### TUGAS SINGKAT 1
Tuliskan kembali seluruh teks tentang sanksi perkawinan ganda di bawah ini tanpa mengubah apa pun.

### TEKS DOKUMEN
-=-=-=-=-
Jika negara hendak memberikan sanksi kepada seseorang yang melakukan perkawinan ganda dengan keadaan tertentu, maka seyogyanya berikan hanya berupa pidana denda. Adapun bagi warga sipil dapat dijatuhkan pidana tambahan berupa pencabutan status sebagai pegawai negeri. Sedangkan bagi prajurit TNI, dapat dijatuhkan pidana tambahan berupa pemberhentian dari dinas militer. Hal ini tidak mengubah kedudukannya dalam hal fungsi penegakan ketertiban dalam kehidupan masyarakat.

 

Perkawinan bukanlah kejahatan, namun masih dapat dikategorikan sebagai pelanggaran bila menimbulkan ketidaktertiban dalam kehidupan masyarakat. Jika tidak diatur lebih lanjut, akan dapat menimbulkan ketidakadilan dalam masyarakat yang berdampak menurunnya kesejahteraan dari sebagian masyarakat yang seharusnya mendapatkan keadilan atau perlakuan yang adil dari pihak yang mengemban kewajiban untuk itu.
-=-=-=-=-
### BAHAN LATIHAN

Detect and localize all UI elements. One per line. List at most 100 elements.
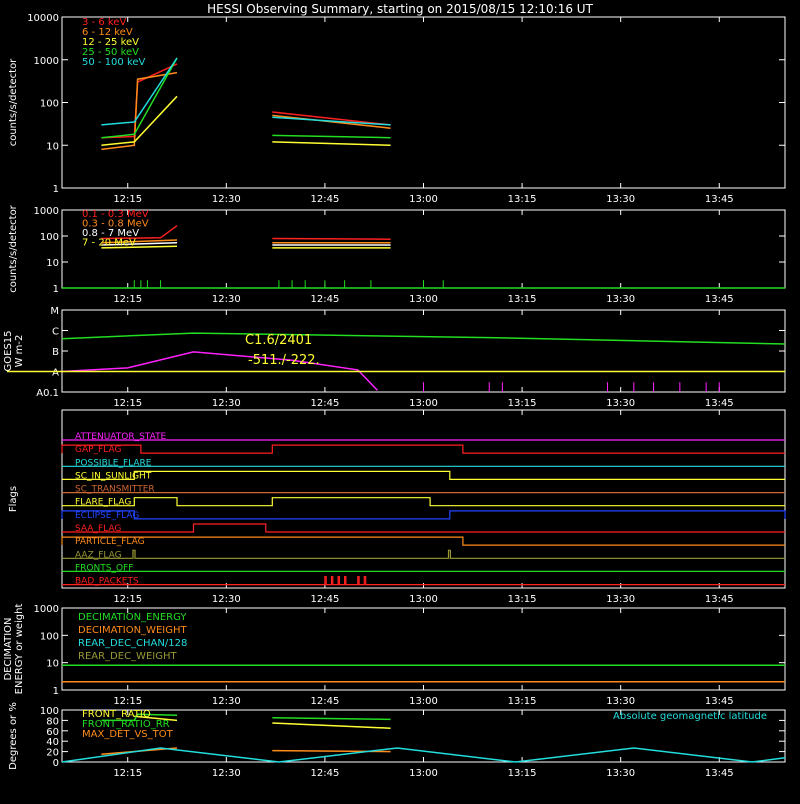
x-tick-label: 12:45 — [310, 768, 339, 779]
y-tick-label: 20 — [46, 748, 59, 759]
series-25-50-kev — [272, 134, 391, 139]
x-tick-label: 12:30 — [212, 398, 241, 409]
y-tick-label: 1 — [53, 686, 59, 697]
x-tick-label: 12:15 — [113, 194, 142, 205]
flag-trace-aaz-flag — [62, 549, 785, 559]
series-12-25-kev — [272, 141, 391, 147]
y-axis-label: ENERGY or weight — [14, 604, 25, 695]
y-tick-label: 10000 — [27, 13, 59, 24]
x-tick-label: 13:45 — [705, 594, 734, 605]
y-tick-label: 60 — [46, 727, 59, 738]
y-axis-label: W m-2 — [14, 335, 25, 368]
x-tick-label: 12:45 — [310, 194, 339, 205]
x-tick-label: 13:15 — [508, 294, 537, 305]
x-tick-label: 12:30 — [212, 194, 241, 205]
x-tick-label: 13:00 — [409, 696, 438, 707]
x-tick-label: 12:15 — [113, 696, 142, 707]
goes-annotation-class: C1.6/2401 — [245, 333, 312, 348]
flag-trace-sc-in-sunlight — [62, 470, 785, 480]
x-tick-label: 12:45 — [310, 398, 339, 409]
flag-trace-flare-flag — [62, 497, 785, 507]
flag-label: GAP_FLAG — [75, 445, 121, 455]
legend-entry: REAR_DEC_WEIGHT — [78, 651, 177, 662]
x-tick-label: 13:15 — [508, 696, 537, 707]
series-0-1-0-3-mev — [272, 237, 391, 240]
series-front-ratio-rr — [272, 717, 391, 721]
x-tick-label: 13:30 — [606, 594, 635, 605]
flag-trace-eclipse-flag — [61, 510, 786, 520]
series-front-ratio — [272, 722, 391, 729]
y-tick-label: 10 — [46, 659, 59, 670]
panel-frame-2 — [61, 309, 786, 393]
panel-frame-3 — [61, 409, 786, 589]
x-tick-label: 13:30 — [606, 194, 635, 205]
x-tick-label: 12:45 — [310, 696, 339, 707]
goes-annotation-position: -511./-222. — [248, 353, 320, 368]
flag-label: ECLIPSE_FLAG — [75, 511, 139, 521]
x-tick-label: 12:15 — [113, 768, 142, 779]
x-tick-label: 13:00 — [409, 194, 438, 205]
x-tick-label: 12:15 — [113, 294, 142, 305]
x-tick-label: 13:00 — [409, 768, 438, 779]
y-tick-label: B — [52, 347, 59, 358]
flag-trace-gap-flag — [61, 444, 785, 454]
x-tick-label: 12:45 — [310, 594, 339, 605]
y-axis-label: counts/s/detector — [8, 58, 19, 146]
x-tick-label: 13:15 — [508, 194, 537, 205]
x-tick-label: 13:45 — [705, 194, 734, 205]
x-tick-label: 13:30 — [606, 398, 635, 409]
legend-entry: REAR_DEC_CHAN/128 — [78, 638, 187, 649]
x-tick-label: 13:45 — [705, 768, 734, 779]
flag-trace-particle-flag — [61, 536, 785, 546]
x-tick-label: 13:30 — [606, 768, 635, 779]
x-tick-label: 12:45 — [310, 294, 339, 305]
y-tick-label: 10 — [46, 258, 59, 269]
y-tick-label: 1000 — [34, 206, 59, 217]
x-tick-label: 13:45 — [705, 294, 734, 305]
y-tick-label: C — [52, 327, 59, 338]
y-tick-label: 10 — [46, 141, 59, 152]
flag-trace-saa-flag — [62, 523, 785, 533]
chart-title: HESSI Observing Summary, starting on 201… — [207, 2, 593, 16]
x-tick-label: 13:30 — [606, 294, 635, 305]
y-tick-label: 100 — [40, 631, 59, 642]
x-tick-label: 13:45 — [705, 398, 734, 409]
y-axis-label: Degrees or % — [8, 702, 19, 770]
y-tick-label: 1 — [53, 284, 59, 295]
legend-entry: 50 - 100 keV — [82, 57, 146, 68]
chart-canvas: HESSI Observing Summary, starting on 201… — [3, 2, 786, 779]
y-tick-label: M — [50, 306, 59, 317]
legend-entry: DECIMATION_WEIGHT — [78, 625, 187, 636]
y-tick-label: 1 — [53, 184, 59, 195]
x-tick-label: 13:45 — [705, 696, 734, 707]
y-tick-label: 40 — [46, 737, 59, 748]
x-tick-label: 12:30 — [212, 696, 241, 707]
x-tick-label: 12:30 — [212, 294, 241, 305]
y-tick-label: A0.1 — [36, 388, 59, 399]
series-50-100-kev — [101, 57, 178, 126]
x-tick-label: 13:15 — [508, 768, 537, 779]
legend-entry: MAX_DET_VS_TOT — [82, 729, 174, 740]
y-tick-label: 100 — [40, 232, 59, 243]
hessi-summary: HESSI Observing Summary, starting on 201… — [0, 0, 800, 800]
y-axis-label: counts/s/detector — [8, 204, 19, 292]
x-tick-label: 12:15 — [113, 398, 142, 409]
panel-frame-1 — [61, 209, 786, 289]
x-tick-label: 13:00 — [409, 398, 438, 409]
y-tick-label: 1000 — [34, 604, 59, 615]
y-axis-label: DECIMATION — [3, 617, 14, 680]
flag-label: PARTICLE_FLAG — [75, 537, 145, 547]
legend-entry: 7 - 20 MeV — [82, 238, 136, 249]
x-tick-label: 12:30 — [212, 768, 241, 779]
y-tick-label: 1000 — [34, 56, 59, 67]
y-tick-label: 100 — [40, 706, 59, 717]
legend-entry: DECIMATION_ENERGY — [78, 612, 187, 623]
x-tick-label: 13:30 — [606, 696, 635, 707]
y-axis-label: GOES15 — [3, 330, 14, 371]
x-tick-label: 12:30 — [212, 594, 241, 605]
x-tick-label: 13:00 — [409, 294, 438, 305]
x-tick-label: 12:15 — [113, 594, 142, 605]
y-tick-label: 100 — [40, 99, 59, 110]
x-tick-label: 13:00 — [409, 594, 438, 605]
x-tick-label: 13:15 — [508, 594, 537, 605]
-=-=-=-=-
### TUGAS SINGKAT 2
Sebutkan berapa baris dalam daftar di atas yang memuat kata "trace". Jawab dengan angkanya saja.

### JAWABAN AKHIR 1
Jika negara hendak memberikan sanksi kepada seseorang yang melakukan perkawinan ganda dengan keadaan tertentu, maka seyogyanya berikan hanya berupa pidana denda. Adapun bagi warga sipil dapat dijatuhkan pidana tambahan berupa pencabutan status sebagai pegawai negeri. Sedangkan bagi prajurit TNI, dapat dijatuhkan pidana tambahan berupa pemberhentian dari dinas militer. Hal ini tidak mengubah kedudukannya dalam hal fungsi penegakan ketertiban dalam kehidupan masyarakat.

 

Perkawinan bukanlah kejahatan, namun masih dapat dikategorikan sebagai pelanggaran bila menimbulkan ketidaktertiban dalam kehidupan masyarakat. Jika tidak diatur lebih lanjut, akan dapat menimbulkan ketidakadilan dalam masyarakat yang berdampak menurunnya kesejahteraan dari sebagian masyarakat yang seharusnya mendapatkan keadilan atau perlakuan yang adil dari pihak yang mengemban kewajiban untuk itu.

### JAWABAN AKHIR 2
7